#### [SET EXERCISE]
Reproduce each record exactly.

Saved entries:
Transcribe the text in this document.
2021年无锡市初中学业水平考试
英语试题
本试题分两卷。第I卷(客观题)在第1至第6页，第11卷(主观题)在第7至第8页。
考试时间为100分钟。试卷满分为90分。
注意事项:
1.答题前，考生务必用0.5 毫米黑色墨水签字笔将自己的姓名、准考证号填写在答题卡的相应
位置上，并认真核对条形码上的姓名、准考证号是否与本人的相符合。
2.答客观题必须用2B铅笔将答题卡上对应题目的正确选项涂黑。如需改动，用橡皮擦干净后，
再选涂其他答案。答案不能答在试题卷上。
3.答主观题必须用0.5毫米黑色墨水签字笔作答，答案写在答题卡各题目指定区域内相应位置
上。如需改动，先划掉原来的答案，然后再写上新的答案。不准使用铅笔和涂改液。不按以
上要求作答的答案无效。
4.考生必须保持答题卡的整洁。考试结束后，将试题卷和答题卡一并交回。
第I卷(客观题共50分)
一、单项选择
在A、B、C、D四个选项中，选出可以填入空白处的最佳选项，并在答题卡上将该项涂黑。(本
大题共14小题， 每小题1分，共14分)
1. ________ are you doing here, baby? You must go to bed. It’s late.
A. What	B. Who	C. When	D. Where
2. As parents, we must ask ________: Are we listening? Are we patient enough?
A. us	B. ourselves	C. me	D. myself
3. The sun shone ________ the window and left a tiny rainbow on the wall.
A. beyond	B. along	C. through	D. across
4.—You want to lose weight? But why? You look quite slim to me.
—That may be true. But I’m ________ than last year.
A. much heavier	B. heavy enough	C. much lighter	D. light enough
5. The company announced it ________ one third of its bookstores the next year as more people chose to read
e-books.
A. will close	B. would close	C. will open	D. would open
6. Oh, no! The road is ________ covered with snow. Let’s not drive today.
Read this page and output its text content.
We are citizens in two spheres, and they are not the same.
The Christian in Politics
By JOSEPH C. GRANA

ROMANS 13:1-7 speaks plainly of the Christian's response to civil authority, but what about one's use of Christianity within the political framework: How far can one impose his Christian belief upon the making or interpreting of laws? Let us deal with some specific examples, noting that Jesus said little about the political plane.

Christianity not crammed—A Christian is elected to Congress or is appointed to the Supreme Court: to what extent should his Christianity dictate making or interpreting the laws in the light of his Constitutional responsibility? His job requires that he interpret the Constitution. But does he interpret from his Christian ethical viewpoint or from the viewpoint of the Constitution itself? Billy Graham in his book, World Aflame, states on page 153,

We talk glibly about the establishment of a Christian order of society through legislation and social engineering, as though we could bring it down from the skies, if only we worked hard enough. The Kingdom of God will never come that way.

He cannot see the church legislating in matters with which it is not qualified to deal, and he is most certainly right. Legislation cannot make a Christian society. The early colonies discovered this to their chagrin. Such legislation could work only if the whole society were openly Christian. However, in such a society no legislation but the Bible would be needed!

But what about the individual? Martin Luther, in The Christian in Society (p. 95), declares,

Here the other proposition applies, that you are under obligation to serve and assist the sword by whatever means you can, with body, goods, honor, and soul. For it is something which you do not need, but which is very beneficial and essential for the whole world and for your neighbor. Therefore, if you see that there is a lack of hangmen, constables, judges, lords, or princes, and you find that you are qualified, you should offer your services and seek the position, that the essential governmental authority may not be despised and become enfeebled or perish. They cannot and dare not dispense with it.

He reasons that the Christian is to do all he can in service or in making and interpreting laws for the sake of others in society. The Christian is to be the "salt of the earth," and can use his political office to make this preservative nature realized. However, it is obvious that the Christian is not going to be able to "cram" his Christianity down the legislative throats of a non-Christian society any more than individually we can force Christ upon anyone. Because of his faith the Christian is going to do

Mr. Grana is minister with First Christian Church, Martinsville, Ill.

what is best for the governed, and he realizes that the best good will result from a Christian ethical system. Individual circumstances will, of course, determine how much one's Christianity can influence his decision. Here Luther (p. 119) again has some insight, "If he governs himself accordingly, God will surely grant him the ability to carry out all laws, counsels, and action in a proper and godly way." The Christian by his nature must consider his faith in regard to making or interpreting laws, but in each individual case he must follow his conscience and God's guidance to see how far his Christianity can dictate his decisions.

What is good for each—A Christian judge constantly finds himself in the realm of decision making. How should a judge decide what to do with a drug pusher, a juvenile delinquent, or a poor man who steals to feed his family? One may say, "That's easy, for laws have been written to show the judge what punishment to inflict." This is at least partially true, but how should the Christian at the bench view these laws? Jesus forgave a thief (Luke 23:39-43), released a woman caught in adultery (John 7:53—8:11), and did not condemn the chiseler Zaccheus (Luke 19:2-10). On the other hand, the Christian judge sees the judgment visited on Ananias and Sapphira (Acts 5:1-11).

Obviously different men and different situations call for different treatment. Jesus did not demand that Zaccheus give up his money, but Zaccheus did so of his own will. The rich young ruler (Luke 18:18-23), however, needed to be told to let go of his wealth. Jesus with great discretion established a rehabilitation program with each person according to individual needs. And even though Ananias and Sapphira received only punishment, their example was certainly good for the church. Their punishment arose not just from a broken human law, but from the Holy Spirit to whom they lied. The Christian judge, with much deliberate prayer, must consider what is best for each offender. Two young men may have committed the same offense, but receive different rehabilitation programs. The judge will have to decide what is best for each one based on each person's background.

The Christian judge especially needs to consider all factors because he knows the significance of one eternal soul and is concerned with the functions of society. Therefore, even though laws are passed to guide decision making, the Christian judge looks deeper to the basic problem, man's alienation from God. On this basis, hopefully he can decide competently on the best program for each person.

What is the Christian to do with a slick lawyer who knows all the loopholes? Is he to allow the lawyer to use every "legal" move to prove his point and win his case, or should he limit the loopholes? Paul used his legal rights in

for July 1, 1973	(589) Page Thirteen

#### [THE RESPONSE]
Transcribe the text in this document.
2021年无锡市初中学业水平考试
英语试题
本试题分两卷。第I卷(客观题)在第1至第6页，第11卷(主观题)在第7至第8页。
考试时间为100分钟。试卷满分为90分。
注意事项:
1.答题前，考生务必用0.5 毫米黑色墨水签字笔将自己的姓名、准考证号填写在答题卡的相应
位置上，并认真核对条形码上的姓名、准考证号是否与本人的相符合。
2.答客观题必须用2B铅笔将答题卡上对应题目的正确选项涂黑。如需改动，用橡皮擦干净后，
再选涂其他答案。答案不能答在试题卷上。
3.答主观题必须用0.5毫米黑色墨水签字笔作答，答案写在答题卡各题目指定区域内相应位置
上。如需改动，先划掉原来的答案，然后再写上新的答案。不准使用铅笔和涂改液。不按以
上要求作答的答案无效。
4.考生必须保持答题卡的整洁。考试结束后，将试题卷和答题卡一并交回。
第I卷(客观题共50分)
一、单项选择
在A、B、C、D四个选项中，选出可以填入空白处的最佳选项，并在答题卡上将该项涂黑。(本
大题共14小题， 每小题1分，共14分)
1. ________ are you doing here, baby? You must go to bed. It’s late.
A. What	B. Who	C. When	D. Where
2. As parents, we must ask ________: Are we listening? Are we patient enough?
A. us	B. ourselves	C. me	D. myself
3. The sun shone ________ the window and left a tiny rainbow on the wall.
A. beyond	B. along	C. through	D. across
4.—You want to lose weight? But why? You look quite slim to me.
—That may be true. But I’m ________ than last year.
A. much heavier	B. heavy enough	C. much lighter	D. light enough
5. The company announced it ________ one third of its bookstores the next year as more people chose to read
e-books.
A. will close	B. would close	C. will open	D. would open
6. Oh, no! The road is ________ covered with snow. Let’s not drive today.
Read this page and output its text content.
We are citizens in two spheres, and they are not the same.
The Christian in Politics
By JOSEPH C. GRANA

ROMANS 13:1-7 speaks plainly of the Christian's response to civil authority, but what about one's use of Christianity within the political framework: How far can one impose his Christian belief upon the making or interpreting of laws? Let us deal with some specific examples, noting that Jesus said little about the political plane.

Christianity not crammed—A Christian is elected to Congress or is appointed to the Supreme Court: to what extent should his Christianity dictate making or interpreting the laws in the light of his Constitutional responsibility? His job requires that he interpret the Constitution. But does he interpret from his Christian ethical viewpoint or from the viewpoint of the Constitution itself? Billy Graham in his book, World Aflame, states on page 153,

We talk glibly about the establishment of a Christian order of society through legislation and social engineering, as though we could bring it down from the skies, if only we worked hard enough. The Kingdom of God will never come that way.

He cannot see the church legislating in matters with which it is not qualified to deal, and he is most certainly right. Legislation cannot make a Christian society. The early colonies discovered this to their chagrin. Such legislation could work only if the whole society were openly Christian. However, in such a society no legislation but the Bible would be needed!

But what about the individual? Martin Luther, in The Christian in Society (p. 95), declares,

Here the other proposition applies, that you are under obligation to serve and assist the sword by whatever means you can, with body, goods, honor, and soul. For it is something which you do not need, but which is very beneficial and essential for the whole world and for your neighbor. Therefore, if you see that there is a lack of hangmen, constables, judges, lords, or princes, and you find that you are qualified, you should offer your services and seek the position, that the essential governmental authority may not be despised and become enfeebled or perish. They cannot and dare not dispense with it.

He reasons that the Christian is to do all he can in service or in making and interpreting laws for the sake of others in society. The Christian is to be the "salt of the earth," and can use his political office to make this preservative nature realized. However, it is obvious that the Christian is not going to be able to "cram" his Christianity down the legislative throats of a non-Christian society any more than individually we can force Christ upon anyone. Because of his faith the Christian is going to do

Mr. Grana is minister with First Christian Church, Martinsville, Ill.

what is best for the governed, and he realizes that the best good will result from a Christian ethical system. Individual circumstances will, of course, determine how much one's Christianity can influence his decision. Here Luther (p. 119) again has some insight, "If he governs himself accordingly, God will surely grant him the ability to carry out all laws, counsels, and action in a proper and godly way." The Christian by his nature must consider his faith in regard to making or interpreting laws, but in each individual case he must follow his conscience and God's guidance to see how far his Christianity can dictate his decisions.

What is good for each—A Christian judge constantly finds himself in the realm of decision making. How should a judge decide what to do with a drug pusher, a juvenile delinquent, or a poor man who steals to feed his family? One may say, "That's easy, for laws have been written to show the judge what punishment to inflict." This is at least partially true, but how should the Christian at the bench view these laws? Jesus forgave a thief (Luke 23:39-43), released a woman caught in adultery (John 7:53—8:11), and did not condemn the chiseler Zaccheus (Luke 19:2-10). On the other hand, the Christian judge sees the judgment visited on Ananias and Sapphira (Acts 5:1-11).

Obviously different men and different situations call for different treatment. Jesus did not demand that Zaccheus give up his money, but Zaccheus did so of his own will. The rich young ruler (Luke 18:18-23), however, needed to be told to let go of his wealth. Jesus with great discretion established a rehabilitation program with each person according to individual needs. And even though Ananias and Sapphira received only punishment, their example was certainly good for the church. Their punishment arose not just from a broken human law, but from the Holy Spirit to whom they lied. The Christian judge, with much deliberate prayer, must consider what is best for each offender. Two young men may have committed the same offense, but receive different rehabilitation programs. The judge will have to decide what is best for each one based on each person's background.

The Christian judge especially needs to consider all factors because he knows the significance of one eternal soul and is concerned with the functions of society. Therefore, even though laws are passed to guide decision making, the Christian judge looks deeper to the basic problem, man's alienation from God. On this basis, hopefully he can decide competently on the best program for each person.

What is the Christian to do with a slick lawyer who knows all the loopholes? Is he to allow the lawyer to use every "legal" move to prove his point and win his case, or should he limit the loopholes? Paul used his legal rights in

for July 1, 1973	(589) Page Thirteen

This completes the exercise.